◆ EXERCISE GOAL
Which lines in the records below contain the word "BAVARIA"? Copy each one out.

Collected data
________________

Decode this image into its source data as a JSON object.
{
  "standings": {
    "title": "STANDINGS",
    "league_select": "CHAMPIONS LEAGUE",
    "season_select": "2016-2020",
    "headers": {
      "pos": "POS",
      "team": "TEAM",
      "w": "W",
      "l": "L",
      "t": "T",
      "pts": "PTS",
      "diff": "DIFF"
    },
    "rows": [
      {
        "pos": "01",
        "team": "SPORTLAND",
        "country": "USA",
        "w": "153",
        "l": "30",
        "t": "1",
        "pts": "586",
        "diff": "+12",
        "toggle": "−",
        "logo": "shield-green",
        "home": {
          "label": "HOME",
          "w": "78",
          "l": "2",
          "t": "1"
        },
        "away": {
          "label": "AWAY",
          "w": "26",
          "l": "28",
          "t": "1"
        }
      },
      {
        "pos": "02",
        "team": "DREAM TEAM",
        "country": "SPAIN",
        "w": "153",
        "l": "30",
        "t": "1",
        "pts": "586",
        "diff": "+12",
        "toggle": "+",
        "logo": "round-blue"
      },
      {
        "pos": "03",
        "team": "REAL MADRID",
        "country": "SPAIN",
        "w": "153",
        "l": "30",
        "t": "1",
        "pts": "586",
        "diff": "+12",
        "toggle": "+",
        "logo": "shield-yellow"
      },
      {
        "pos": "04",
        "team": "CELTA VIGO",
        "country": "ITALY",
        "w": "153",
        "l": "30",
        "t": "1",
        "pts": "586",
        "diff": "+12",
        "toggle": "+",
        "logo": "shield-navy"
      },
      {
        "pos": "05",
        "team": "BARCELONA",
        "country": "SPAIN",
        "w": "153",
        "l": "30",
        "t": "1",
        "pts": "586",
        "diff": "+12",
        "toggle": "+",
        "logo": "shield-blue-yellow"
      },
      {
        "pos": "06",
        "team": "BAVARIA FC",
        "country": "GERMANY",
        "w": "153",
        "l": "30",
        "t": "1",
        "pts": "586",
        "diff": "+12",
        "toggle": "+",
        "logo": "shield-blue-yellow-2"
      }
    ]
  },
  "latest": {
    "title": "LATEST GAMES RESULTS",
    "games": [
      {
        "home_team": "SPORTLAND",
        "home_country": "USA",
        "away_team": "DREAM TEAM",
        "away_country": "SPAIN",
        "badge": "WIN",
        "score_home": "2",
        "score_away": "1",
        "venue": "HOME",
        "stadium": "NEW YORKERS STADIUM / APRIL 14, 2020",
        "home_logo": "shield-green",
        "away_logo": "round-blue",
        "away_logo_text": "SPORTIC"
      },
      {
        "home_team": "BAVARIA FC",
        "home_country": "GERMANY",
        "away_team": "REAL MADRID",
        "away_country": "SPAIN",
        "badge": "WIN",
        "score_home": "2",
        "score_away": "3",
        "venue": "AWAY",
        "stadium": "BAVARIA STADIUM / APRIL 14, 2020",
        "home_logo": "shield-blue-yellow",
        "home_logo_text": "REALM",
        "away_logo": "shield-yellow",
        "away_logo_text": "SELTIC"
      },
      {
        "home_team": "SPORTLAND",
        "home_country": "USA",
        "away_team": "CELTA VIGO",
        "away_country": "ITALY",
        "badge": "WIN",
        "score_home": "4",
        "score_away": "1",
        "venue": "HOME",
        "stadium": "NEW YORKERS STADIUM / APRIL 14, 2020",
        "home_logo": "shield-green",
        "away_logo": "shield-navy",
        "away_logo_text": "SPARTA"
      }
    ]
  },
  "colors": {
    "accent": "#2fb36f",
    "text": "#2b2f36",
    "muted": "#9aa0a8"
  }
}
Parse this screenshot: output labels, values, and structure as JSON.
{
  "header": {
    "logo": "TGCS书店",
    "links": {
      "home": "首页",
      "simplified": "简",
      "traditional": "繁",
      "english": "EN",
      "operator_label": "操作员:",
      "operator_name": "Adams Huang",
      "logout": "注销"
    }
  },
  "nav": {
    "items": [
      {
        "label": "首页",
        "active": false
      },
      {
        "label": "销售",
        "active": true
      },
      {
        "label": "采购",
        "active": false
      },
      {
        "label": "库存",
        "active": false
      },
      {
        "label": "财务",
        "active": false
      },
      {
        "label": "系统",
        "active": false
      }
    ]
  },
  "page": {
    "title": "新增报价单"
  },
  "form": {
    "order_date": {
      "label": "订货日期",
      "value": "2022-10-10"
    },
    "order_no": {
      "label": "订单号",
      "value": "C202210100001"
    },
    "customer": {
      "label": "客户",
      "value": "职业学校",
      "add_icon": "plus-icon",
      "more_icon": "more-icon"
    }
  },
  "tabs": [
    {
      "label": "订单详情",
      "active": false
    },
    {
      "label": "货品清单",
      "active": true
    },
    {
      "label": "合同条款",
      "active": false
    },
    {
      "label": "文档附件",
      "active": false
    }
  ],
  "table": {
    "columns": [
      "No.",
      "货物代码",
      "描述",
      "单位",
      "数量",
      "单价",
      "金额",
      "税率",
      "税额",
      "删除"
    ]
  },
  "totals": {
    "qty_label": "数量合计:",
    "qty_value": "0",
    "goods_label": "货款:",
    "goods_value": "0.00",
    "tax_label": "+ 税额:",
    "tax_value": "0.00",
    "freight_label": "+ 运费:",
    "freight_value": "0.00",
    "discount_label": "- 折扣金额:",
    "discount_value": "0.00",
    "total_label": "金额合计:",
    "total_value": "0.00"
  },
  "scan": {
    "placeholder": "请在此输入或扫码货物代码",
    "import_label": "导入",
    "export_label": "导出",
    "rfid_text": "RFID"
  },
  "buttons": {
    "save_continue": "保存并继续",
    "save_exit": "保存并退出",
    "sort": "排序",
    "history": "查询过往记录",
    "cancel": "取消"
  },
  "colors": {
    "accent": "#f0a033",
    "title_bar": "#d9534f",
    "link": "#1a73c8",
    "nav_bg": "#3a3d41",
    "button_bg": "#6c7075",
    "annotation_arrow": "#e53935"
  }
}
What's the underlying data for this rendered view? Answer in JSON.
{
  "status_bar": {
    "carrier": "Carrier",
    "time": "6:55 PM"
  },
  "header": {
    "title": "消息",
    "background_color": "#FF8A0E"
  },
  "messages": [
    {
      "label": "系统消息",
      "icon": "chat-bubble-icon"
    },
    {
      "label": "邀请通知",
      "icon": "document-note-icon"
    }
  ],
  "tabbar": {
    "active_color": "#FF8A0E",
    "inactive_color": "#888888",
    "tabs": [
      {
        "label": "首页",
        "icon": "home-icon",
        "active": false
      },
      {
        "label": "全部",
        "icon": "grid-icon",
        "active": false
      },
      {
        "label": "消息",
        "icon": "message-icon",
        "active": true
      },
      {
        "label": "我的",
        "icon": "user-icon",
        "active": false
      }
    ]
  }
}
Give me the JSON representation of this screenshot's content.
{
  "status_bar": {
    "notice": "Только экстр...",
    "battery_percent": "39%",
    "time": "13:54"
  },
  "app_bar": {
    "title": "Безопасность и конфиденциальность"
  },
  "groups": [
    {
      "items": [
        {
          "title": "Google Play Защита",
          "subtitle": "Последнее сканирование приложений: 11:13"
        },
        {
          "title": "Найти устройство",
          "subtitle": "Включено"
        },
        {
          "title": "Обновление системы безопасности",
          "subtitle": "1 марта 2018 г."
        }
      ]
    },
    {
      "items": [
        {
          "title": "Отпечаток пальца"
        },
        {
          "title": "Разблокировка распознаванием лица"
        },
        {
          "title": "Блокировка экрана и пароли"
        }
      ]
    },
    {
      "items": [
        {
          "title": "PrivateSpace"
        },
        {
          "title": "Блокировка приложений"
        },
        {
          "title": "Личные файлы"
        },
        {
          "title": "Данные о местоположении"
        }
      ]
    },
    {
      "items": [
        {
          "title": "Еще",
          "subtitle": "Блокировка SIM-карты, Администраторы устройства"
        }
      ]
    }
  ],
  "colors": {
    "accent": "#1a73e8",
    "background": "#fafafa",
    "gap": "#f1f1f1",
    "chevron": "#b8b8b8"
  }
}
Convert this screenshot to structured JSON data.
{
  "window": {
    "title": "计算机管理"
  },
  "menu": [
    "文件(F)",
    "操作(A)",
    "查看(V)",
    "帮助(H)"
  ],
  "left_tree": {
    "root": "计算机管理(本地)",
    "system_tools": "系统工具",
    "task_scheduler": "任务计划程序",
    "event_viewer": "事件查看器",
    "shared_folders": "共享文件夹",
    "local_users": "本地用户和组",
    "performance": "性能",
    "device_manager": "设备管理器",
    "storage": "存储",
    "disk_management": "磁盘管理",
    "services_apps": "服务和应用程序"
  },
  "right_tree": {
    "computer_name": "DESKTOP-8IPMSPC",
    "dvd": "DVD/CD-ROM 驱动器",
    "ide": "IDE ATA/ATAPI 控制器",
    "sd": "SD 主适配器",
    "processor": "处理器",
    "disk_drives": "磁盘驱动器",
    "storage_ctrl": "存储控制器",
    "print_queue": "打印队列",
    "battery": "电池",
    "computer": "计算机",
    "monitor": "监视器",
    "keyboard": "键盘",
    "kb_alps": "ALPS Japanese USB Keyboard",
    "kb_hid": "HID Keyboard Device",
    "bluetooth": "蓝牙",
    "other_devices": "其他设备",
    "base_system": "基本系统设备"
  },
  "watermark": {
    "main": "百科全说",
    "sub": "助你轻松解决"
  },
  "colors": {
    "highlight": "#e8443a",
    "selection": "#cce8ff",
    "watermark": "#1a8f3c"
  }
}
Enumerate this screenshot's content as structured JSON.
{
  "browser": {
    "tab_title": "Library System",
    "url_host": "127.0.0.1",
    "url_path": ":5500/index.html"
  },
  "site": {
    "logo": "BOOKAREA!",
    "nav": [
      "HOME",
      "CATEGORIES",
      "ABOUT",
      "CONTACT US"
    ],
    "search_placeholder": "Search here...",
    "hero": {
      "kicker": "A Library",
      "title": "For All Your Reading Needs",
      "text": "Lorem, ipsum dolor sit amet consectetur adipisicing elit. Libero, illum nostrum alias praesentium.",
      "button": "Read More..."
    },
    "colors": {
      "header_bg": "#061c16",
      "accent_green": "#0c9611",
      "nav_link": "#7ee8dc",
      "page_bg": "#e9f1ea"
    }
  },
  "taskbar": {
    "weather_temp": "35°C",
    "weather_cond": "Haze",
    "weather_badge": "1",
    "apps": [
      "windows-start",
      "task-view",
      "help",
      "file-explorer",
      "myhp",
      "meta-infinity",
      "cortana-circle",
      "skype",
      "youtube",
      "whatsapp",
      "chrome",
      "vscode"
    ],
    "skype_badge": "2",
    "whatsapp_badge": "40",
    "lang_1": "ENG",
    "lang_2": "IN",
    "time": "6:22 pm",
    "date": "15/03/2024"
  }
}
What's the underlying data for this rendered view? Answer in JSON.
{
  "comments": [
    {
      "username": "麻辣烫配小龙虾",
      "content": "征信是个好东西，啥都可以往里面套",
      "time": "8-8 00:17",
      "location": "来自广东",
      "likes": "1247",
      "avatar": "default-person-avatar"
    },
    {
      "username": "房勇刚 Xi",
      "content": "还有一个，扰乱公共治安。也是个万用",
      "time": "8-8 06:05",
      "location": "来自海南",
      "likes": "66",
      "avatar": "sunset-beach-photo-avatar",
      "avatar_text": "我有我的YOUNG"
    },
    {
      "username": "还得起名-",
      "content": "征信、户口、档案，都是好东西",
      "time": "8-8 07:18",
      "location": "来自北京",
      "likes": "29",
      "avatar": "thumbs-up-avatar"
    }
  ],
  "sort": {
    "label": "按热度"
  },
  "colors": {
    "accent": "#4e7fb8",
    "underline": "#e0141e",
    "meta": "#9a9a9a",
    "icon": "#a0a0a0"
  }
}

________________

◆ WRITTEN SOLUTION
        "team": "BAVARIA FC",
        "home_team": "BAVARIA FC",
        "stadium": "BAVARIA STADIUM / APRIL 14, 2020",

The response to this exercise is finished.